(Figure data in JSON)
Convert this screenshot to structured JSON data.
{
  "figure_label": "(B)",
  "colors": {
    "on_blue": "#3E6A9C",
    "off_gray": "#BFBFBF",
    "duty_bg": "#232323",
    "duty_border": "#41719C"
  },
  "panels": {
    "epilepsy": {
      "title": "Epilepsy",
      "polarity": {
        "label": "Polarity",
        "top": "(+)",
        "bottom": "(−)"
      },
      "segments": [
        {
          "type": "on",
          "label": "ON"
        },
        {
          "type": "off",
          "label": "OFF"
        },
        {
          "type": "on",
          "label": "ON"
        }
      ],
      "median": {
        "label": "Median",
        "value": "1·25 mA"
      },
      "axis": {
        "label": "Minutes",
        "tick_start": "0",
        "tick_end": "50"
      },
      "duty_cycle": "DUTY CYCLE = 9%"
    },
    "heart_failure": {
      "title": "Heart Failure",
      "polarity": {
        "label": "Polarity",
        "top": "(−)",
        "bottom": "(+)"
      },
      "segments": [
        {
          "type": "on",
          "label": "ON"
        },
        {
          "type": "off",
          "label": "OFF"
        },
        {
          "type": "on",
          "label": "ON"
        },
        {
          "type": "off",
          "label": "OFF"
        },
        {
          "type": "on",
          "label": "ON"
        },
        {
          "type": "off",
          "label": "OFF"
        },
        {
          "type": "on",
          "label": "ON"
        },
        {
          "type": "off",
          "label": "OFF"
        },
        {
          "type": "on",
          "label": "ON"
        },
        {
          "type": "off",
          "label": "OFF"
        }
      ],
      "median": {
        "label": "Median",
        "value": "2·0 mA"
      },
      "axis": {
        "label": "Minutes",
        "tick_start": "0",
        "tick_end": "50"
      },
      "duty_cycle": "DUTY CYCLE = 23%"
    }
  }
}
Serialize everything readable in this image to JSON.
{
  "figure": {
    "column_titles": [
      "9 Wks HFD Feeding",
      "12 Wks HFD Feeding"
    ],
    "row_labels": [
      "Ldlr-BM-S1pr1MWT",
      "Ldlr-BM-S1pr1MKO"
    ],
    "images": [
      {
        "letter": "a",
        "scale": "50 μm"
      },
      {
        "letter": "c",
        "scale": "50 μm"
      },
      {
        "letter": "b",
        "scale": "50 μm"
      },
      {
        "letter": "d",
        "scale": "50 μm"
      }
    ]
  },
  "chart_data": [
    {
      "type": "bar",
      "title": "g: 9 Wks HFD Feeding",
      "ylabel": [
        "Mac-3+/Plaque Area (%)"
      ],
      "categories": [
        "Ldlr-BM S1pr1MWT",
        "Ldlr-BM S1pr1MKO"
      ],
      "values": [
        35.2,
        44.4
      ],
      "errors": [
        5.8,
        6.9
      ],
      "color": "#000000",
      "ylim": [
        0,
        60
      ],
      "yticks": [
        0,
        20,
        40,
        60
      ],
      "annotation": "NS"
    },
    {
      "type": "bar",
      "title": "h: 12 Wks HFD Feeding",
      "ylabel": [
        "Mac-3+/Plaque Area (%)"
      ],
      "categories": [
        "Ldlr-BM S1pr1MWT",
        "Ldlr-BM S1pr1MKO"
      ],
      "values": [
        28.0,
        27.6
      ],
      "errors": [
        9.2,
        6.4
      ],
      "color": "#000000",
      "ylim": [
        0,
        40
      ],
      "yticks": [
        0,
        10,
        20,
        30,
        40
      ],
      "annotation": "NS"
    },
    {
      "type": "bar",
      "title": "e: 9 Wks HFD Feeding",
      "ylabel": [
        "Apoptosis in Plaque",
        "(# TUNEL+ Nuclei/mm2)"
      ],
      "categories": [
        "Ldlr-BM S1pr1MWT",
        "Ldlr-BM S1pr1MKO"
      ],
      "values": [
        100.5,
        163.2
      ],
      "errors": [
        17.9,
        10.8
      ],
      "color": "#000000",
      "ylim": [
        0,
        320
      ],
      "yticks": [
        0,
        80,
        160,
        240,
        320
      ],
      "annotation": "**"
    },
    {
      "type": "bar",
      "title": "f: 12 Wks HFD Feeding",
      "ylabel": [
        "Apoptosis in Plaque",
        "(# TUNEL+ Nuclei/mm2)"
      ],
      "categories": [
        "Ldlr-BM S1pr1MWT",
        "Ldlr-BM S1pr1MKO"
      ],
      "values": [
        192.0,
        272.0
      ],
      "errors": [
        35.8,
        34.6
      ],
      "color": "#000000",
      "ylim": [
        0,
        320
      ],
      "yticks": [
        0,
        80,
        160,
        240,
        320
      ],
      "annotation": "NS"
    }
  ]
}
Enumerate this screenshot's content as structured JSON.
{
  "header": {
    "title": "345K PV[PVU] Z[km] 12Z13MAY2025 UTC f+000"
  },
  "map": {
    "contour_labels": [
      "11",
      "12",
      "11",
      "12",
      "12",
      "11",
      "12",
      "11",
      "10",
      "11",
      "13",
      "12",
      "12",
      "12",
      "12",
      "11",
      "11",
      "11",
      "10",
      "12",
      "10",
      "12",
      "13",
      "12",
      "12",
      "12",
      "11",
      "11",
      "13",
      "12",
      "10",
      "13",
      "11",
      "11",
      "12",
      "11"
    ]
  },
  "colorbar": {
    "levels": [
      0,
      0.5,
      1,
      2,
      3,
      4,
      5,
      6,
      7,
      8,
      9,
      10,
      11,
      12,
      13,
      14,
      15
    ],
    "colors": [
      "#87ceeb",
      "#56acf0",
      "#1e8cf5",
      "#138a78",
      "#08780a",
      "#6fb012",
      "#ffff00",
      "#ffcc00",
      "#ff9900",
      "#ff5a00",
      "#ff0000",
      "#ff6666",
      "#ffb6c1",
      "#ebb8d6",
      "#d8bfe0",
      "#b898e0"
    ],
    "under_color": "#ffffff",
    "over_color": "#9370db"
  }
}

WHAT NEEDS TO BE DONE:
Take the material above and return all of it exactly.

EXPECTED ANSWER:
Convert this screenshot to structured JSON data.
{
  "figure_label": "(B)",
  "colors": {
    "on_blue": "#3E6A9C",
    "off_gray": "#BFBFBF",
    "duty_bg": "#232323",
    "duty_border": "#41719C"
  },
  "panels": {
    "epilepsy": {
      "title": "Epilepsy",
      "polarity": {
        "label": "Polarity",
        "top": "(+)",
        "bottom": "(−)"
      },
      "segments": [
        {
          "type": "on",
          "label": "ON"
        },
        {
          "type": "off",
          "label": "OFF"
        },
        {
          "type": "on",
          "label": "ON"
        }
      ],
      "median": {
        "label": "Median",
        "value": "1·25 mA"
      },
      "axis": {
        "label": "Minutes",
        "tick_start": "0",
        "tick_end": "50"
      },
      "duty_cycle": "DUTY CYCLE = 9%"
    },
    "heart_failure": {
      "title": "Heart Failure",
      "polarity": {
        "label": "Polarity",
        "top": "(−)",
        "bottom": "(+)"
      },
      "segments": [
        {
          "type": "on",
          "label": "ON"
        },
        {
          "type": "off",
          "label": "OFF"
        },
        {
          "type": "on",
          "label": "ON"
        },
        {
          "type": "off",
          "label": "OFF"
        },
        {
          "type": "on",
          "label": "ON"
        },
        {
          "type": "off",
          "label": "OFF"
        },
        {
          "type": "on",
          "label": "ON"
        },
        {
          "type": "off",
          "label": "OFF"
        },
        {
          "type": "on",
          "label": "ON"
        },
        {
          "type": "off",
          "label": "OFF"
        }
      ],
      "median": {
        "label": "Median",
        "value": "2·0 mA"
      },
      "axis": {
        "label": "Minutes",
        "tick_start": "0",
        "tick_end": "50"
      },
      "duty_cycle": "DUTY CYCLE = 23%"
    }
  }
}
Serialize everything readable in this image to JSON.
{
  "figure": {
    "column_titles": [
      "9 Wks HFD Feeding",
      "12 Wks HFD Feeding"
    ],
    "row_labels": [
      "Ldlr-BM-S1pr1MWT",
      "Ldlr-BM-S1pr1MKO"
    ],
    "images": [
      {
        "letter": "a",
        "scale": "50 μm"
      },
      {
        "letter": "c",
        "scale": "50 μm"
      },
      {
        "letter": "b",
        "scale": "50 μm"
      },
      {
        "letter": "d",
        "scale": "50 μm"
      }
    ]
  },
  "chart_data": [
    {
      "type": "bar",
      "title": "g: 9 Wks HFD Feeding",
      "ylabel": [
        "Mac-3+/Plaque Area (%)"
      ],
      "categories": [
        "Ldlr-BM S1pr1MWT",
        "Ldlr-BM S1pr1MKO"
      ],
      "values": [
        35.2,
        44.4
      ],
      "errors": [
        5.8,
        6.9
      ],
      "color": "#000000",
      "ylim": [
        0,
        60
      ],
      "yticks": [
        0,
        20,
        40,
        60
      ],
      "annotation": "NS"
    },
    {
      "type": "bar",
      "title": "h: 12 Wks HFD Feeding",
      "ylabel": [
        "Mac-3+/Plaque Area (%)"
      ],
      "categories": [
        "Ldlr-BM S1pr1MWT",
        "Ldlr-BM S1pr1MKO"
      ],
      "values": [
        28.0,
        27.6
      ],
      "errors": [
        9.2,
        6.4
      ],
      "color": "#000000",
      "ylim": [
        0,
        40
      ],
      "yticks": [
        0,
        10,
        20,
        30,
        40
      ],
      "annotation": "NS"
    },
    {
      "type": "bar",
      "title": "e: 9 Wks HFD Feeding",
      "ylabel": [
        "Apoptosis in Plaque",
        "(# TUNEL+ Nuclei/mm2)"
      ],
      "categories": [
        "Ldlr-BM S1pr1MWT",
        "Ldlr-BM S1pr1MKO"
      ],
      "values": [
        100.5,
        163.2
      ],
      "errors": [
        17.9,
        10.8
      ],
      "color": "#000000",
      "ylim": [
        0,
        320
      ],
      "yticks": [
        0,
        80,
        160,
        240,
        320
      ],
      "annotation": "**"
    },
    {
      "type": "bar",
      "title": "f: 12 Wks HFD Feeding",
      "ylabel": [
        "Apoptosis in Plaque",
        "(# TUNEL+ Nuclei/mm2)"
      ],
      "categories": [
        "Ldlr-BM S1pr1MWT",
        "Ldlr-BM S1pr1MKO"
      ],
      "values": [
        192.0,
        272.0
      ],
      "errors": [
        35.8,
        34.6
      ],
      "color": "#000000",
      "ylim": [
        0,
        320
      ],
      "yticks": [
        0,
        80,
        160,
        240,
        320
      ],
      "annotation": "NS"
    }
  ]
}
Enumerate this screenshot's content as structured JSON.
{
  "header": {
    "title": "345K PV[PVU] Z[km] 12Z13MAY2025 UTC f+000"
  },
  "map": {
    "contour_labels": [
      "11",
      "12",
      "11",
      "12",
      "12",
      "11",
      "12",
      "11",
      "10",
      "11",
      "13",
      "12",
      "12",
      "12",
      "12",
      "11",
      "11",
      "11",
      "10",
      "12",
      "10",
      "12",
      "13",
      "12",
      "12",
      "12",
      "11",
      "11",
      "13",
      "12",
      "10",
      "13",
      "11",
      "11",
      "12",
      "11"
    ]
  },
  "colorbar": {
    "levels": [
      0,
      0.5,
      1,
      2,
      3,
      4,
      5,
      6,
      7,
      8,
      9,
      10,
      11,
      12,
      13,
      14,
      15
    ],
    "colors": [
      "#87ceeb",
      "#56acf0",
      "#1e8cf5",
      "#138a78",
      "#08780a",
      "#6fb012",
      "#ffff00",
      "#ffcc00",
      "#ff9900",
      "#ff5a00",
      "#ff0000",
      "#ff6666",
      "#ffb6c1",
      "#ebb8d6",
      "#d8bfe0",
      "#b898e0"
    ],
    "under_color": "#ffffff",
    "over_color": "#9370db"
  }
}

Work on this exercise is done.